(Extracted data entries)
** Start **

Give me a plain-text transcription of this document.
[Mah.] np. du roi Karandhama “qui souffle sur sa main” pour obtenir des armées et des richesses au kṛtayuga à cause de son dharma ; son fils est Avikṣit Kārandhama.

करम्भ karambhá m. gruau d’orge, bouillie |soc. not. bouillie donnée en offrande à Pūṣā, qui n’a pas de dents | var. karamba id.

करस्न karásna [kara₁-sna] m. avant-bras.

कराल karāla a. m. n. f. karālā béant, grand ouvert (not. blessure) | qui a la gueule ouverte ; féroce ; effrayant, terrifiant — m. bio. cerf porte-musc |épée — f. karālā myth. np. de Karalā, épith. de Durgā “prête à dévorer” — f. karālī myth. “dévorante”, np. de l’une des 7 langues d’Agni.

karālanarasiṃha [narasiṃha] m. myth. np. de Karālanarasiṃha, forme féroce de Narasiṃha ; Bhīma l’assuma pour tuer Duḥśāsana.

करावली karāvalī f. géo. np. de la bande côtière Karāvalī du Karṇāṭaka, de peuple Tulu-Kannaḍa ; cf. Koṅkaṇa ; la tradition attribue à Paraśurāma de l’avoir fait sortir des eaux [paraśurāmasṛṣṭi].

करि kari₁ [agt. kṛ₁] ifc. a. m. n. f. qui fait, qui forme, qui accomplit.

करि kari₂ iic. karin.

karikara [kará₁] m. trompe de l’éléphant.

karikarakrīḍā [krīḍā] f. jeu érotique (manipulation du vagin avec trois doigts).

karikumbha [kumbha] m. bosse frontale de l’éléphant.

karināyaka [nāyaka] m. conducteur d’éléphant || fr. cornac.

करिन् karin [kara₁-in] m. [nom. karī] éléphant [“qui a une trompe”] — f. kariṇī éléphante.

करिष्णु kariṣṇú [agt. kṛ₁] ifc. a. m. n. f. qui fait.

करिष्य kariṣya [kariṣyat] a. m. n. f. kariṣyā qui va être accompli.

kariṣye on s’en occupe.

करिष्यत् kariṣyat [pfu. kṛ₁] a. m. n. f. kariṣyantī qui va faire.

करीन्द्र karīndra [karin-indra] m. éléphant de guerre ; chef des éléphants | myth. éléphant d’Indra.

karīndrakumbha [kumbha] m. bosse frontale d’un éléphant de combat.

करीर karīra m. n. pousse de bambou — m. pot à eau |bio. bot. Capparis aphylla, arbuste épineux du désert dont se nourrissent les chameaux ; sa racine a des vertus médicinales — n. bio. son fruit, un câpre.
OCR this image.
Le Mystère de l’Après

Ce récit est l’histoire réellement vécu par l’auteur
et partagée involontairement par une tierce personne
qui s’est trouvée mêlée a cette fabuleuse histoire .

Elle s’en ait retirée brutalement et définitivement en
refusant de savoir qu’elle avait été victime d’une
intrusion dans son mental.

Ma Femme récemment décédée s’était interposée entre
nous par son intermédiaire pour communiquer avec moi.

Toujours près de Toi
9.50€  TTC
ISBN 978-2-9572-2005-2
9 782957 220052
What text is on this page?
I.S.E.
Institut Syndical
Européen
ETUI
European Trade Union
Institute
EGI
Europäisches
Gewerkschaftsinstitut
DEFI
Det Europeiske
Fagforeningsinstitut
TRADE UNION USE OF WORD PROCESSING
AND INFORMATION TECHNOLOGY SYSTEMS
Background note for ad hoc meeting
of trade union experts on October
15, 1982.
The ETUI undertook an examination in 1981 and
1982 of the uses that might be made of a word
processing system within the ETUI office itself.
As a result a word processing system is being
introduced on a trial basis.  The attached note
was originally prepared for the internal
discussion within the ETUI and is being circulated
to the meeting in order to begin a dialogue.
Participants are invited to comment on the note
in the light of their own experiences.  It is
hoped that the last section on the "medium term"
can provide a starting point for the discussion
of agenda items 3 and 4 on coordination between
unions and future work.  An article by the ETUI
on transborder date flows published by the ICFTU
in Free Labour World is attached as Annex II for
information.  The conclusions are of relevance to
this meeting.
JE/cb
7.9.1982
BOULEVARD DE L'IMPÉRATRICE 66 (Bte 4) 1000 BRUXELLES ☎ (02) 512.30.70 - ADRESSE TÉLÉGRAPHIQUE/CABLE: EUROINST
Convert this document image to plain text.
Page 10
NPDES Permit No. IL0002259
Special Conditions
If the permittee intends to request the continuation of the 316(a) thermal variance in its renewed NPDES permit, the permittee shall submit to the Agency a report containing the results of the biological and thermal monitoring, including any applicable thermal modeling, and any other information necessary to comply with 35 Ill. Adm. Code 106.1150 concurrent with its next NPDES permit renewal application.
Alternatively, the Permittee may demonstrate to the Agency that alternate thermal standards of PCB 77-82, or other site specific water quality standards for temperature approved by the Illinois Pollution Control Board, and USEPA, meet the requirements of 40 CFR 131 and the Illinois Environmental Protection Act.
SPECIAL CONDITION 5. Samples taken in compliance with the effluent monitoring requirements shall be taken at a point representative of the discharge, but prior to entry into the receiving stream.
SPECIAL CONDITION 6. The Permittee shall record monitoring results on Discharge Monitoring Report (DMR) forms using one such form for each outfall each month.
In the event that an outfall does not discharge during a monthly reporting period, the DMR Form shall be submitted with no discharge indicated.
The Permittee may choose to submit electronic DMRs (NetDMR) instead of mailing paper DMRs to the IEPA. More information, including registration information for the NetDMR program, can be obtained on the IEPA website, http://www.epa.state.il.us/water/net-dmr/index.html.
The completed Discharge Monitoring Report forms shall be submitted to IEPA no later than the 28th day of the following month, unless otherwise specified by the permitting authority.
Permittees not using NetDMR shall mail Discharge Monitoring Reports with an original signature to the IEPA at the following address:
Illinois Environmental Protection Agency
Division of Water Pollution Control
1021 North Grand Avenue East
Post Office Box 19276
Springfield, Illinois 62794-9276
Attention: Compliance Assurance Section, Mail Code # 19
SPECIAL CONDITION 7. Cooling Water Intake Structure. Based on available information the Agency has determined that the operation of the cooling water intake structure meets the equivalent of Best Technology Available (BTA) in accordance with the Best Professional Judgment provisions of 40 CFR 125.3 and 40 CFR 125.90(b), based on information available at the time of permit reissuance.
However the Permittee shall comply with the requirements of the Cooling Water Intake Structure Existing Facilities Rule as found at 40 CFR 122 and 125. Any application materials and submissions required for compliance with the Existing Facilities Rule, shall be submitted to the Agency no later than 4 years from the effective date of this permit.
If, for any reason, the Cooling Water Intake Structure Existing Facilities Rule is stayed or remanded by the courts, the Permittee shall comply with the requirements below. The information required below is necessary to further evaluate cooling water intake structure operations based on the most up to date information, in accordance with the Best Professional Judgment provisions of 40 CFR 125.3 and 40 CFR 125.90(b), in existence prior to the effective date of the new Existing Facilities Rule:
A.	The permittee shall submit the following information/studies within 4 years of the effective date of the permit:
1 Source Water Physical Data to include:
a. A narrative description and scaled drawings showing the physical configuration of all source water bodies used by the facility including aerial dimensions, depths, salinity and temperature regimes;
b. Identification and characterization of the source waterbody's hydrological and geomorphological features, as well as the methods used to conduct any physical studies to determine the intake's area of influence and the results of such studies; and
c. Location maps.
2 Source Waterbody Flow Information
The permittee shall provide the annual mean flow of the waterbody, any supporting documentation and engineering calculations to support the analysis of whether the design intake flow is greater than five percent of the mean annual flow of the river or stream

** End **

> [What is being asked] Hand back the material above in full, exactly as written.

> [Response for this exercise]
Give me a plain-text transcription of this document.
[Mah.] np. du roi Karandhama “qui souffle sur sa main” pour obtenir des armées et des richesses au kṛtayuga à cause de son dharma ; son fils est Avikṣit Kārandhama.

करम्भ karambhá m. gruau d’orge, bouillie |soc. not. bouillie donnée en offrande à Pūṣā, qui n’a pas de dents | var. karamba id.

करस्न karásna [kara₁-sna] m. avant-bras.

कराल karāla a. m. n. f. karālā béant, grand ouvert (not. blessure) | qui a la gueule ouverte ; féroce ; effrayant, terrifiant — m. bio. cerf porte-musc |épée — f. karālā myth. np. de Karalā, épith. de Durgā “prête à dévorer” — f. karālī myth. “dévorante”, np. de l’une des 7 langues d’Agni.

karālanarasiṃha [narasiṃha] m. myth. np. de Karālanarasiṃha, forme féroce de Narasiṃha ; Bhīma l’assuma pour tuer Duḥśāsana.

करावली karāvalī f. géo. np. de la bande côtière Karāvalī du Karṇāṭaka, de peuple Tulu-Kannaḍa ; cf. Koṅkaṇa ; la tradition attribue à Paraśurāma de l’avoir fait sortir des eaux [paraśurāmasṛṣṭi].

करि kari₁ [agt. kṛ₁] ifc. a. m. n. f. qui fait, qui forme, qui accomplit.

करि kari₂ iic. karin.

karikara [kará₁] m. trompe de l’éléphant.

karikarakrīḍā [krīḍā] f. jeu érotique (manipulation du vagin avec trois doigts).

karikumbha [kumbha] m. bosse frontale de l’éléphant.

karināyaka [nāyaka] m. conducteur d’éléphant || fr. cornac.

करिन् karin [kara₁-in] m. [nom. karī] éléphant [“qui a une trompe”] — f. kariṇī éléphante.

करिष्णु kariṣṇú [agt. kṛ₁] ifc. a. m. n. f. qui fait.

करिष्य kariṣya [kariṣyat] a. m. n. f. kariṣyā qui va être accompli.

kariṣye on s’en occupe.

करिष्यत् kariṣyat [pfu. kṛ₁] a. m. n. f. kariṣyantī qui va faire.

करीन्द्र karīndra [karin-indra] m. éléphant de guerre ; chef des éléphants | myth. éléphant d’Indra.

karīndrakumbha [kumbha] m. bosse frontale d’un éléphant de combat.

करीर karīra m. n. pousse de bambou — m. pot à eau |bio. bot. Capparis aphylla, arbuste épineux du désert dont se nourrissent les chameaux ; sa racine a des vertus médicinales — n. bio. son fruit, un câpre.
OCR this image.
Le Mystère de l’Après

Ce récit est l’histoire réellement vécu par l’auteur
et partagée involontairement par une tierce personne
qui s’est trouvée mêlée a cette fabuleuse histoire .

Elle s’en ait retirée brutalement et définitivement en
refusant de savoir qu’elle avait été victime d’une
intrusion dans son mental.

Ma Femme récemment décédée s’était interposée entre
nous par son intermédiaire pour communiquer avec moi.

Toujours près de Toi
9.50€  TTC
ISBN 978-2-9572-2005-2
9 782957 220052
What text is on this page?
I.S.E.
Institut Syndical
Européen
ETUI
European Trade Union
Institute
EGI
Europäisches
Gewerkschaftsinstitut
DEFI
Det Europeiske
Fagforeningsinstitut
TRADE UNION USE OF WORD PROCESSING
AND INFORMATION TECHNOLOGY SYSTEMS
Background note for ad hoc meeting
of trade union experts on October
15, 1982.
The ETUI undertook an examination in 1981 and
1982 of the uses that might be made of a word
processing system within the ETUI office itself.
As a result a word processing system is being
introduced on a trial basis.  The attached note
was originally prepared for the internal
discussion within the ETUI and is being circulated
to the meeting in order to begin a dialogue.
Participants are invited to comment on the note
in the light of their own experiences.  It is
hoped that the last section on the "medium term"
can provide a starting point for the discussion
of agenda items 3 and 4 on coordination between
unions and future work.  An article by the ETUI
on transborder date flows published by the ICFTU
in Free Labour World is attached as Annex II for
information.  The conclusions are of relevance to
this meeting.
JE/cb
7.9.1982
BOULEVARD DE L'IMPÉRATRICE 66 (Bte 4) 1000 BRUXELLES ☎ (02) 512.30.70 - ADRESSE TÉLÉGRAPHIQUE/CABLE: EUROINST
Convert this document image to plain text.
Page 10
NPDES Permit No. IL0002259
Special Conditions
If the permittee intends to request the continuation of the 316(a) thermal variance in its renewed NPDES permit, the permittee shall submit to the Agency a report containing the results of the biological and thermal monitoring, including any applicable thermal modeling, and any other information necessary to comply with 35 Ill. Adm. Code 106.1150 concurrent with its next NPDES permit renewal application.
Alternatively, the Permittee may demonstrate to the Agency that alternate thermal standards of PCB 77-82, or other site specific water quality standards for temperature approved by the Illinois Pollution Control Board, and USEPA, meet the requirements of 40 CFR 131 and the Illinois Environmental Protection Act.
SPECIAL CONDITION 5. Samples taken in compliance with the effluent monitoring requirements shall be taken at a point representative of the discharge, but prior to entry into the receiving stream.
SPECIAL CONDITION 6. The Permittee shall record monitoring results on Discharge Monitoring Report (DMR) forms using one such form for each outfall each month.
In the event that an outfall does not discharge during a monthly reporting period, the DMR Form shall be submitted with no discharge indicated.
The Permittee may choose to submit electronic DMRs (NetDMR) instead of mailing paper DMRs to the IEPA. More information, including registration information for the NetDMR program, can be obtained on the IEPA website, http://www.epa.state.il.us/water/net-dmr/index.html.
The completed Discharge Monitoring Report forms shall be submitted to IEPA no later than the 28th day of the following month, unless otherwise specified by the permitting authority.
Permittees not using NetDMR shall mail Discharge Monitoring Reports with an original signature to the IEPA at the following address:
Illinois Environmental Protection Agency
Division of Water Pollution Control
1021 North Grand Avenue East
Post Office Box 19276
Springfield, Illinois 62794-9276
Attention: Compliance Assurance Section, Mail Code # 19
SPECIAL CONDITION 7. Cooling Water Intake Structure. Based on available information the Agency has determined that the operation of the cooling water intake structure meets the equivalent of Best Technology Available (BTA) in accordance with the Best Professional Judgment provisions of 40 CFR 125.3 and 40 CFR 125.90(b), based on information available at the time of permit reissuance.
However the Permittee shall comply with the requirements of the Cooling Water Intake Structure Existing Facilities Rule as found at 40 CFR 122 and 125. Any application materials and submissions required for compliance with the Existing Facilities Rule, shall be submitted to the Agency no later than 4 years from the effective date of this permit.
If, for any reason, the Cooling Water Intake Structure Existing Facilities Rule is stayed or remanded by the courts, the Permittee shall comply with the requirements below. The information required below is necessary to further evaluate cooling water intake structure operations based on the most up to date information, in accordance with the Best Professional Judgment provisions of 40 CFR 125.3 and 40 CFR 125.90(b), in existence prior to the effective date of the new Existing Facilities Rule:
A.	The permittee shall submit the following information/studies within 4 years of the effective date of the permit:
1 Source Water Physical Data to include:
a. A narrative description and scaled drawings showing the physical configuration of all source water bodies used by the facility including aerial dimensions, depths, salinity and temperature regimes;
b. Identification and characterization of the source waterbody's hydrological and geomorphological features, as well as the methods used to conduct any physical studies to determine the intake's area of influence and the results of such studies; and
c. Location maps.
2 Source Waterbody Flow Information
The permittee shall provide the annual mean flow of the waterbody, any supporting documentation and engineering calculations to support the analysis of whether the design intake flow is greater than five percent of the mean annual flow of the river or stream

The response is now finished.